◆ **THE PROBLEM**
Reproduce the records below in their entirety, character for character.

[Collected data]
_ _ _ _ _
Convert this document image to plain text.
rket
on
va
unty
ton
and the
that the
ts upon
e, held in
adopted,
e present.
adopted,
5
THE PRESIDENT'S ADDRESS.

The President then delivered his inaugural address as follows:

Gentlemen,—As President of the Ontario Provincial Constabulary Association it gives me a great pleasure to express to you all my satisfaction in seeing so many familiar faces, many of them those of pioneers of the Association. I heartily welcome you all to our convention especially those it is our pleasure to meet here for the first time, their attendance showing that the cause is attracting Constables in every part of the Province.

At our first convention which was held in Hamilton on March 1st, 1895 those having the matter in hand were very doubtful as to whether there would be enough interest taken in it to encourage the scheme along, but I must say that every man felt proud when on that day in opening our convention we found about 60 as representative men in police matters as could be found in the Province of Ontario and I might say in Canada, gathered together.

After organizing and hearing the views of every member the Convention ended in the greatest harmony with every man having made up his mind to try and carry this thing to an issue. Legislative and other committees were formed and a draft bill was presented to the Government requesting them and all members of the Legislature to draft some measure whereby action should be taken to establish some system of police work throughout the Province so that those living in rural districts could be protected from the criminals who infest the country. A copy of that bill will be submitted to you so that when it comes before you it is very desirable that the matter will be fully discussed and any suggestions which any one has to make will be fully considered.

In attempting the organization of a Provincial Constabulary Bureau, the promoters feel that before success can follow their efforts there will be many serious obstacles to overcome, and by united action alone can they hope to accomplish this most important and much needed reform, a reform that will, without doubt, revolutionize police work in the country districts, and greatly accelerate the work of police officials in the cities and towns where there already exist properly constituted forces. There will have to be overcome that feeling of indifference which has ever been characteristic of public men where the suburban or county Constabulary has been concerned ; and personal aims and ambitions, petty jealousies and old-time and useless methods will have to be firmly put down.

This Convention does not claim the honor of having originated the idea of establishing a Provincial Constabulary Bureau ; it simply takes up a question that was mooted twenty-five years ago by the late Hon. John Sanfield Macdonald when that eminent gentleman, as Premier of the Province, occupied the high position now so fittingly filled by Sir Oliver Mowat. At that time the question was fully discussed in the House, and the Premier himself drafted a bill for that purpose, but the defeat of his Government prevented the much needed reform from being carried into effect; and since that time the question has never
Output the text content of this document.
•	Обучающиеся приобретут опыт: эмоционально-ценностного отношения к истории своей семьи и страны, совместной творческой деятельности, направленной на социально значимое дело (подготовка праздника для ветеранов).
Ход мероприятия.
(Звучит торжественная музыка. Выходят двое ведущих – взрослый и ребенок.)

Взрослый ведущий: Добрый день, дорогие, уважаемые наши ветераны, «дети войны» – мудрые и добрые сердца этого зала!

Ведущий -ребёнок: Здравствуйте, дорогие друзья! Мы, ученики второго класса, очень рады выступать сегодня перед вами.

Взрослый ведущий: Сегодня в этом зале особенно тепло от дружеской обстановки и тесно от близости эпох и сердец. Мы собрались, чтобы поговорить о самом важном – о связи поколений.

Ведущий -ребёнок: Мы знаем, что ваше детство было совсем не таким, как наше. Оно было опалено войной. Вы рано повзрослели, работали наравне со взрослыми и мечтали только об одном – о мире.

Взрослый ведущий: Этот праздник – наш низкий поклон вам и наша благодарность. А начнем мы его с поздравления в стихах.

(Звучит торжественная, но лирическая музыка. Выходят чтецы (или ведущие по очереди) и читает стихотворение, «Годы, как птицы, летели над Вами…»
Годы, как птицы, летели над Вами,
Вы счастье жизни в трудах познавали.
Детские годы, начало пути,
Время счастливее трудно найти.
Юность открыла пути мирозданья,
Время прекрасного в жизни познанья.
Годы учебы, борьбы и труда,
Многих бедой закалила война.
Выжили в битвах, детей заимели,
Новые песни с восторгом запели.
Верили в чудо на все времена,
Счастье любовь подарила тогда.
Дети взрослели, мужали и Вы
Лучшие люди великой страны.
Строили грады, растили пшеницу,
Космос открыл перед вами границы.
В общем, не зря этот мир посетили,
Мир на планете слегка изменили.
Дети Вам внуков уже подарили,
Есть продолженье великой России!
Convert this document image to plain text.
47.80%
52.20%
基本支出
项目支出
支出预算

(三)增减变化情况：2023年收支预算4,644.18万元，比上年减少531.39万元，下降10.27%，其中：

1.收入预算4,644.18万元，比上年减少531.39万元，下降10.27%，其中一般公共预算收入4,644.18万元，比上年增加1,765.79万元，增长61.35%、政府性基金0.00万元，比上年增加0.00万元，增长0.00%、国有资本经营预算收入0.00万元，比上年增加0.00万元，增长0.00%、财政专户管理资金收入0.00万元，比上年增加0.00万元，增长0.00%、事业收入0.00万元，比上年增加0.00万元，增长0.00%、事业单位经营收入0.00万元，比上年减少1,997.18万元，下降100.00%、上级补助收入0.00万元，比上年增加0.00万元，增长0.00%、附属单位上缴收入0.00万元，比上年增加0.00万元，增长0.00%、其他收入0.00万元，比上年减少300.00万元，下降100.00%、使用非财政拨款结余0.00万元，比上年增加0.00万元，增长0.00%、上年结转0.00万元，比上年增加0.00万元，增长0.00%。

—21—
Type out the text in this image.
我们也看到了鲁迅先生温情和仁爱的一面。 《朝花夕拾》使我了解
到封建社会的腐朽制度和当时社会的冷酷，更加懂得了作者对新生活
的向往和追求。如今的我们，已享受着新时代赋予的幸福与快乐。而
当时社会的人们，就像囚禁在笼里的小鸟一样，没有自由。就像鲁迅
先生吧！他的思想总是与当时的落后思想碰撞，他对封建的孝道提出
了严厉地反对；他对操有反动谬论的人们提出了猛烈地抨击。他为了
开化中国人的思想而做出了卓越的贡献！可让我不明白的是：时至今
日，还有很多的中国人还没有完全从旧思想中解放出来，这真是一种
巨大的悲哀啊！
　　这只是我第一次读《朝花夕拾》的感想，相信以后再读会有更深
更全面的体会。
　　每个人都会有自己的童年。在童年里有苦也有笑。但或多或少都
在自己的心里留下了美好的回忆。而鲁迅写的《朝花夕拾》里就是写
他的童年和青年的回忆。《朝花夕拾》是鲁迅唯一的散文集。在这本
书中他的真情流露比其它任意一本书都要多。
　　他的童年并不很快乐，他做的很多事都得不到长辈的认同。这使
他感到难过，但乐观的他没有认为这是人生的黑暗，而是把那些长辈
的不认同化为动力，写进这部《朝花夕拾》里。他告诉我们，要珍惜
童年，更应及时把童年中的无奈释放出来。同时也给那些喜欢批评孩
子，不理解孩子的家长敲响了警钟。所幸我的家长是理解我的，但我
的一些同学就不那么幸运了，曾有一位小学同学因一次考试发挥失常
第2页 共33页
_ _ _ _ _
◆ **TASK RESULT**
Convert this document image to plain text.
rket
on
va
unty
ton
and the
that the
ts upon
e, held in
adopted,
e present.
adopted,
5
THE PRESIDENT'S ADDRESS.

The President then delivered his inaugural address as follows:

Gentlemen,—As President of the Ontario Provincial Constabulary Association it gives me a great pleasure to express to you all my satisfaction in seeing so many familiar faces, many of them those of pioneers of the Association. I heartily welcome you all to our convention especially those it is our pleasure to meet here for the first time, their attendance showing that the cause is attracting Constables in every part of the Province.

At our first convention which was held in Hamilton on March 1st, 1895 those having the matter in hand were very doubtful as to whether there would be enough interest taken in it to encourage the scheme along, but I must say that every man felt proud when on that day in opening our convention we found about 60 as representative men in police matters as could be found in the Province of Ontario and I might say in Canada, gathered together.

After organizing and hearing the views of every member the Convention ended in the greatest harmony with every man having made up his mind to try and carry this thing to an issue. Legislative and other committees were formed and a draft bill was presented to the Government requesting them and all members of the Legislature to draft some measure whereby action should be taken to establish some system of police work throughout the Province so that those living in rural districts could be protected from the criminals who infest the country. A copy of that bill will be submitted to you so that when it comes before you it is very desirable that the matter will be fully discussed and any suggestions which any one has to make will be fully considered.

In attempting the organization of a Provincial Constabulary Bureau, the promoters feel that before success can follow their efforts there will be many serious obstacles to overcome, and by united action alone can they hope to accomplish this most important and much needed reform, a reform that will, without doubt, revolutionize police work in the country districts, and greatly accelerate the work of police officials in the cities and towns where there already exist properly constituted forces. There will have to be overcome that feeling of indifference which has ever been characteristic of public men where the suburban or county Constabulary has been concerned ; and personal aims and ambitions, petty jealousies and old-time and useless methods will have to be firmly put down.

This Convention does not claim the honor of having originated the idea of establishing a Provincial Constabulary Bureau ; it simply takes up a question that was mooted twenty-five years ago by the late Hon. John Sanfield Macdonald when that eminent gentleman, as Premier of the Province, occupied the high position now so fittingly filled by Sir Oliver Mowat. At that time the question was fully discussed in the House, and the Premier himself drafted a bill for that purpose, but the defeat of his Government prevented the much needed reform from being carried into effect; and since that time the question has never
Output the text content of this document.
•	Обучающиеся приобретут опыт: эмоционально-ценностного отношения к истории своей семьи и страны, совместной творческой деятельности, направленной на социально значимое дело (подготовка праздника для ветеранов).
Ход мероприятия.
(Звучит торжественная музыка. Выходят двое ведущих – взрослый и ребенок.)

Взрослый ведущий: Добрый день, дорогие, уважаемые наши ветераны, «дети войны» – мудрые и добрые сердца этого зала!

Ведущий -ребёнок: Здравствуйте, дорогие друзья! Мы, ученики второго класса, очень рады выступать сегодня перед вами.

Взрослый ведущий: Сегодня в этом зале особенно тепло от дружеской обстановки и тесно от близости эпох и сердец. Мы собрались, чтобы поговорить о самом важном – о связи поколений.

Ведущий -ребёнок: Мы знаем, что ваше детство было совсем не таким, как наше. Оно было опалено войной. Вы рано повзрослели, работали наравне со взрослыми и мечтали только об одном – о мире.

Взрослый ведущий: Этот праздник – наш низкий поклон вам и наша благодарность. А начнем мы его с поздравления в стихах.

(Звучит торжественная, но лирическая музыка. Выходят чтецы (или ведущие по очереди) и читает стихотворение, «Годы, как птицы, летели над Вами…»
Годы, как птицы, летели над Вами,
Вы счастье жизни в трудах познавали.
Детские годы, начало пути,
Время счастливее трудно найти.
Юность открыла пути мирозданья,
Время прекрасного в жизни познанья.
Годы учебы, борьбы и труда,
Многих бедой закалила война.
Выжили в битвах, детей заимели,
Новые песни с восторгом запели.
Верили в чудо на все времена,
Счастье любовь подарила тогда.
Дети взрослели, мужали и Вы
Лучшие люди великой страны.
Строили грады, растили пшеницу,
Космос открыл перед вами границы.
В общем, не зря этот мир посетили,
Мир на планете слегка изменили.
Дети Вам внуков уже подарили,
Есть продолженье великой России!
Convert this document image to plain text.
47.80%
52.20%
基本支出
项目支出
支出预算

(三)增减变化情况：2023年收支预算4,644.18万元，比上年减少531.39万元，下降10.27%，其中：

1.收入预算4,644.18万元，比上年减少531.39万元，下降10.27%，其中一般公共预算收入4,644.18万元，比上年增加1,765.79万元，增长61.35%、政府性基金0.00万元，比上年增加0.00万元，增长0.00%、国有资本经营预算收入0.00万元，比上年增加0.00万元，增长0.00%、财政专户管理资金收入0.00万元，比上年增加0.00万元，增长0.00%、事业收入0.00万元，比上年增加0.00万元，增长0.00%、事业单位经营收入0.00万元，比上年减少1,997.18万元，下降100.00%、上级补助收入0.00万元，比上年增加0.00万元，增长0.00%、附属单位上缴收入0.00万元，比上年增加0.00万元，增长0.00%、其他收入0.00万元，比上年减少300.00万元，下降100.00%、使用非财政拨款结余0.00万元，比上年增加0.00万元，增长0.00%、上年结转0.00万元，比上年增加0.00万元，增长0.00%。

—21—
Type out the text in this image.
我们也看到了鲁迅先生温情和仁爱的一面。 《朝花夕拾》使我了解
到封建社会的腐朽制度和当时社会的冷酷，更加懂得了作者对新生活
的向往和追求。如今的我们，已享受着新时代赋予的幸福与快乐。而
当时社会的人们，就像囚禁在笼里的小鸟一样，没有自由。就像鲁迅
先生吧！他的思想总是与当时的落后思想碰撞，他对封建的孝道提出
了严厉地反对；他对操有反动谬论的人们提出了猛烈地抨击。他为了
开化中国人的思想而做出了卓越的贡献！可让我不明白的是：时至今
日，还有很多的中国人还没有完全从旧思想中解放出来，这真是一种
巨大的悲哀啊！
　　这只是我第一次读《朝花夕拾》的感想，相信以后再读会有更深
更全面的体会。
　　每个人都会有自己的童年。在童年里有苦也有笑。但或多或少都
在自己的心里留下了美好的回忆。而鲁迅写的《朝花夕拾》里就是写
他的童年和青年的回忆。《朝花夕拾》是鲁迅唯一的散文集。在这本
书中他的真情流露比其它任意一本书都要多。
　　他的童年并不很快乐，他做的很多事都得不到长辈的认同。这使
他感到难过，但乐观的他没有认为这是人生的黑暗，而是把那些长辈
的不认同化为动力，写进这部《朝花夕拾》里。他告诉我们，要珍惜
童年，更应及时把童年中的无奈释放出来。同时也给那些喜欢批评孩
子，不理解孩子的家长敲响了警钟。所幸我的家长是理解我的，但我
的一些同学就不那么幸运了，曾有一位小学同学因一次考试发挥失常
第2页 共33页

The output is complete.